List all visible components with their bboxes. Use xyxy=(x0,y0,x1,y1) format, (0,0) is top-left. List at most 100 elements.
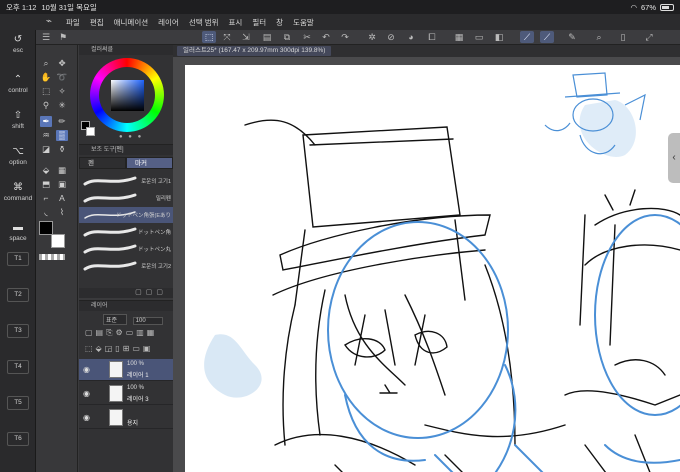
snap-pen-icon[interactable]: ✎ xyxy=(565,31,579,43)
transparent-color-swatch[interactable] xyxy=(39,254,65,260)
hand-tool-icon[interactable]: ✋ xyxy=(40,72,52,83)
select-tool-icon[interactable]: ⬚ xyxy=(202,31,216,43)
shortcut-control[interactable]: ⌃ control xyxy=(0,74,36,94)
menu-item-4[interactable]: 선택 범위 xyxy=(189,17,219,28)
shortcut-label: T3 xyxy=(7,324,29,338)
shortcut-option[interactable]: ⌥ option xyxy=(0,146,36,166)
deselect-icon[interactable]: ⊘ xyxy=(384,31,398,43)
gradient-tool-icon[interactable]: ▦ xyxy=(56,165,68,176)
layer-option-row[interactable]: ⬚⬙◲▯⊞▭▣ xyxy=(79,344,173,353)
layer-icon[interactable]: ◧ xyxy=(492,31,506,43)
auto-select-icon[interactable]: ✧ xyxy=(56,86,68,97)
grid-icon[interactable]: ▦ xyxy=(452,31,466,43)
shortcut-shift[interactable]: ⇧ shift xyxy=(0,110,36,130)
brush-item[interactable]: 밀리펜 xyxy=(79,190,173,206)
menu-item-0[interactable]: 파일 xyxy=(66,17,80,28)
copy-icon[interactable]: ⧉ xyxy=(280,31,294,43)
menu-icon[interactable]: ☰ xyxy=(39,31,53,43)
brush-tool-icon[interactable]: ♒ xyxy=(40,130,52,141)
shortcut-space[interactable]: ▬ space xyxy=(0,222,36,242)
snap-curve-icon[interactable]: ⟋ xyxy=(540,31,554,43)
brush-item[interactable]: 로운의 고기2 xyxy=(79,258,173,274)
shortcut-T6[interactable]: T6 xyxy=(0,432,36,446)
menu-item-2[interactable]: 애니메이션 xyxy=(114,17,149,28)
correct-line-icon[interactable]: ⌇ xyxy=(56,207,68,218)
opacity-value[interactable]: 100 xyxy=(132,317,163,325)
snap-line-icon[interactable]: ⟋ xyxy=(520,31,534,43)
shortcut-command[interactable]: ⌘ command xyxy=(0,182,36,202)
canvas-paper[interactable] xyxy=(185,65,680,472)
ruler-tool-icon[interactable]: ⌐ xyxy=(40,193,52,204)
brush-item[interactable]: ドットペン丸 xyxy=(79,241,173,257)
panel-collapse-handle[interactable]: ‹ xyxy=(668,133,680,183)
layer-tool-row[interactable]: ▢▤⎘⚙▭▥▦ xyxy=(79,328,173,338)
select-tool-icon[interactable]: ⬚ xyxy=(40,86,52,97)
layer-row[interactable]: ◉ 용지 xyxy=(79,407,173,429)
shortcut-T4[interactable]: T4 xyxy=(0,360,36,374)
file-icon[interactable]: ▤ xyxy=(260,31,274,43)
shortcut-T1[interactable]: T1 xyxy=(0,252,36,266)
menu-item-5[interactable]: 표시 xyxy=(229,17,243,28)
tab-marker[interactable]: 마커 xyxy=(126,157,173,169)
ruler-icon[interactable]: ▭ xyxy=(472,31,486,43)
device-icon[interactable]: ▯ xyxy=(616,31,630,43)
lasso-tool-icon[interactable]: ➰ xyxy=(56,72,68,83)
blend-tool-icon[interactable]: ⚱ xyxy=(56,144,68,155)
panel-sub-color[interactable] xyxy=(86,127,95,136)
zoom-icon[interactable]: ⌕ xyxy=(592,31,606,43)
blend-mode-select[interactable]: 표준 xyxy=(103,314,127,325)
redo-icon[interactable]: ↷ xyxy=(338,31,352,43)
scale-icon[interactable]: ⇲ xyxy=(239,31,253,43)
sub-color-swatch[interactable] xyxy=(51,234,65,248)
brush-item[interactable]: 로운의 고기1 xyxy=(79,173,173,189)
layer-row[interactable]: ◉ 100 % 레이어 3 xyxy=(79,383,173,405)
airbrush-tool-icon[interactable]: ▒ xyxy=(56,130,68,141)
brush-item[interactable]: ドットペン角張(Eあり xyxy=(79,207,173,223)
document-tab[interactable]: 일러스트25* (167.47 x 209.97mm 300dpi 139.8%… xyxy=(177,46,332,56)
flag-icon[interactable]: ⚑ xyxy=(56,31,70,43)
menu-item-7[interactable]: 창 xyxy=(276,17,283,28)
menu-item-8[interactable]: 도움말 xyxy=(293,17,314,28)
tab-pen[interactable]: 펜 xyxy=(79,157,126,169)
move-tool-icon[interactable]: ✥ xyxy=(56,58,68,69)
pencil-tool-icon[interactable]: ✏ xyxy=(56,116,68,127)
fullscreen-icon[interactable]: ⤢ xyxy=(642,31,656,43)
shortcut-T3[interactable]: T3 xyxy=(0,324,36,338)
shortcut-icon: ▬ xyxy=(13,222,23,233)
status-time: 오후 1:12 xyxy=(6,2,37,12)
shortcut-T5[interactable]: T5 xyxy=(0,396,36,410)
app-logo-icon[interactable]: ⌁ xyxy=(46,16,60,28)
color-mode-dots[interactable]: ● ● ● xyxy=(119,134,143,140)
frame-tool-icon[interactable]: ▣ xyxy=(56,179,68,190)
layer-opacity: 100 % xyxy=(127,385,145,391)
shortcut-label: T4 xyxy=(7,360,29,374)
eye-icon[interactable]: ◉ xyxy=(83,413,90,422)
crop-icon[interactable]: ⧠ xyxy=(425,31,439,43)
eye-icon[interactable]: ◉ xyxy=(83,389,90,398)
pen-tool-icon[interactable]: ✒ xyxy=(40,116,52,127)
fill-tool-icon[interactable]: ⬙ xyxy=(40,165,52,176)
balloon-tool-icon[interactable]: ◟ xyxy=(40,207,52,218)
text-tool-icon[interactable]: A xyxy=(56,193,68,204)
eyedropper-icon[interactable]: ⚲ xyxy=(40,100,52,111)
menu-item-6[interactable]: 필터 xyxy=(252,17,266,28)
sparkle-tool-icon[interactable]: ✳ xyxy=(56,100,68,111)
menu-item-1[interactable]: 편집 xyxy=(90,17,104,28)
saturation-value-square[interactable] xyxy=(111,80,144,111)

Your goal
Render the listing above as a Markdown table with two columns, Row and Line, one line per row, skipping blank lines and leaving out the pictures.

Task answer
| Row | Line |
|---|---|
| 1 | List all visible components with their bboxes. Use xyxy=(x0,y0,x1,y1) format, (0,0) is top-left. List at most 100 elements. |
| 2 | snap-pen-icon[interactable]: ✎ xyxy=(565,31,579,43) |
| 3 | transparent-color-swatch[interactable] xyxy=(39,254,65,260) |
| 4 | hand-tool-icon[interactable]: ✋ xyxy=(40,72,52,83) |
| 5 | select-tool-icon[interactable]: ⬚ xyxy=(202,31,216,43) |
| 6 | shortcut-control[interactable]: ⌃ control xyxy=(0,74,36,94) |
| 7 | menu-item-4[interactable]: 선택 범위 xyxy=(189,17,219,28) |
| 8 | shortcut-label: T3 xyxy=(7,324,29,338) |
| 9 | shortcut-option[interactable]: ⌥ option xyxy=(0,146,36,166) |
| 10 | deselect-icon[interactable]: ⊘ xyxy=(384,31,398,43) |
| 11 | gradient-tool-icon[interactable]: ▦ xyxy=(56,165,68,176) |
| 12 | layer-option-row[interactable]: ⬚⬙◲▯⊞▭▣ xyxy=(79,344,173,353) |
| 13 | layer-icon[interactable]: ◧ xyxy=(492,31,506,43) |
| 14 | auto-select-icon[interactable]: ✧ xyxy=(56,86,68,97) |
| 15 | grid-icon[interactable]: ▦ xyxy=(452,31,466,43) |
| 16 | shortcut-shift[interactable]: ⇧ shift xyxy=(0,110,36,130) |
| 17 | brush-item[interactable]: 밀리펜 xyxy=(79,190,173,206) |
| 18 | menu-item-0[interactable]: 파일 xyxy=(66,17,80,28) |
| 19 | copy-icon[interactable]: ⧉ xyxy=(280,31,294,43) |
| 20 | menu-icon[interactable]: ☰ xyxy=(39,31,53,43) |
| 21 | brush-tool-icon[interactable]: ♒ xyxy=(40,130,52,141) |
| 22 | shortcut-space[interactable]: ▬ space xyxy=(0,222,36,242) |
| 23 | snap-curve-icon[interactable]: ⟋ xyxy=(540,31,554,43) |
| 24 | brush-item[interactable]: 로운의 고기2 xyxy=(79,258,173,274) |
| 25 | shortcut-T6[interactable]: T6 xyxy=(0,432,36,446) |
| 26 | menu-item-2[interactable]: 애니메이션 xyxy=(114,17,149,28) |
| 27 | correct-line-icon[interactable]: ⌇ xyxy=(56,207,68,218) |
| 28 | opacity-value[interactable]: 100 xyxy=(132,317,163,325) |
| 29 | snap-line-icon[interactable]: ⟋ xyxy=(520,31,534,43) |
| 30 | shortcut-command[interactable]: ⌘ command xyxy=(0,182,36,202) |
| 31 | canvas-paper[interactable] xyxy=(185,65,680,472) |
| 32 | ruler-tool-icon[interactable]: ⌐ xyxy=(40,193,52,204) |
| 33 | brush-item[interactable]: ドットペン丸 xyxy=(79,241,173,257) |
| 34 | panel-collapse-handle[interactable]: ‹ xyxy=(668,133,680,183) |
| 35 | layer-tool-row[interactable]: ▢▤⎘⚙▭▥▦ xyxy=(79,328,173,338) |
| 36 | select-tool-icon[interactable]: ⬚ xyxy=(40,86,52,97) |
| 37 | layer-row[interactable]: ◉ 용지 xyxy=(79,407,173,429) |
| 38 | shortcut-T4[interactable]: T4 xyxy=(0,360,36,374) |
| 39 | file-icon[interactable]: ▤ xyxy=(260,31,274,43) |
| 40 | shortcut-T1[interactable]: T1 xyxy=(0,252,36,266) |
| 41 | menu-item-5[interactable]: 표시 xyxy=(229,17,243,28) |
| 42 | tab-marker[interactable]: 마커 xyxy=(126,157,173,169) |
| 43 | ruler-icon[interactable]: ▭ xyxy=(472,31,486,43) |
| 44 | device-icon[interactable]: ▯ xyxy=(616,31,630,43) |
| 45 | lasso-tool-icon[interactable]: ➰ xyxy=(56,72,68,83) |
| 46 | blend-tool-icon[interactable]: ⚱ xyxy=(56,144,68,155) |
| 47 | panel-sub-color[interactable] xyxy=(86,127,95,136) |
| 48 | zoom-icon[interactable]: ⌕ xyxy=(592,31,606,43) |
| 49 | blend-mode-select[interactable]: 표준 xyxy=(103,314,127,325) |
| 50 | redo-icon[interactable]: ↷ xyxy=(338,31,352,43) |
| 51 | scale-icon[interactable]: ⇲ xyxy=(239,31,253,43) |
| 52 | sub-color-swatch[interactable] xyxy=(51,234,65,248) |
| 53 | brush-item[interactable]: 로운의 고기1 xyxy=(79,173,173,189) |
| 54 | layer-row[interactable]: ◉ 100 % 레이어 3 xyxy=(79,383,173,405) |
| 55 | airbrush-tool-icon[interactable]: ▒ xyxy=(56,130,68,141) |
| 56 | brush-item[interactable]: ドットペン角張(Eあり xyxy=(79,207,173,223) |
| 57 | document-tab[interactable]: 일러스트25* (167.47 x 209.97mm 300dpi 139.8%… xyxy=(177,46,332,56) |
| 58 | flag-icon[interactable]: ⚑ xyxy=(56,31,70,43) |
| 59 | menu-item-7[interactable]: 창 xyxy=(276,17,283,28) |
| 60 | menu-item-8[interactable]: 도움말 xyxy=(293,17,314,28) |
| 61 | tab-pen[interactable]: 펜 xyxy=(79,157,126,169) |
| 62 | move-tool-icon[interactable]: ✥ xyxy=(56,58,68,69) |
| 63 | pencil-tool-icon[interactable]: ✏ xyxy=(56,116,68,127) |
| 64 | fullscreen-icon[interactable]: ⤢ xyxy=(642,31,656,43) |
| 65 | shortcut-T3[interactable]: T3 xyxy=(0,324,36,338) |
| 66 | shortcut-icon: ▬ xyxy=(13,222,23,233) |
| 67 | status-time: 오후 1:12 xyxy=(6,2,37,12) |
| 68 | shortcut-T5[interactable]: T5 xyxy=(0,396,36,410) |
| 69 | app-logo-icon[interactable]: ⌁ xyxy=(46,16,60,28) |
| 70 | color-mode-dots[interactable]: ● ● ● xyxy=(119,134,143,140) |
| 71 | frame-tool-icon[interactable]: ▣ xyxy=(56,179,68,190) |
| 72 | layer-opacity: 100 % xyxy=(127,385,145,391) |
| 73 | shortcut-label: T4 xyxy=(7,360,29,374) |
| 74 | eye-icon[interactable]: ◉ xyxy=(83,413,90,422) |
| 75 | crop-icon[interactable]: ⧠ xyxy=(425,31,439,43) |
| 76 | eye-icon[interactable]: ◉ xyxy=(83,389,90,398) |
| 77 | pen-tool-icon[interactable]: ✒ xyxy=(40,116,52,127) |
| 78 | fill-tool-icon[interactable]: ⬙ xyxy=(40,165,52,176) |
| 79 | balloon-tool-icon[interactable]: ◟ xyxy=(40,207,52,218) |
| 80 | text-tool-icon[interactable]: A xyxy=(56,193,68,204) |
| 81 | eyedropper-icon[interactable]: ⚲ xyxy=(40,100,52,111) |
| 82 | menu-item-6[interactable]: 필터 xyxy=(252,17,266,28) |
| 83 | sparkle-tool-icon[interactable]: ✳ xyxy=(56,100,68,111) |
| 84 | menu-item-1[interactable]: 편집 xyxy=(90,17,104,28) |
| 85 | saturation-value-square[interactable] xyxy=(111,80,144,111) |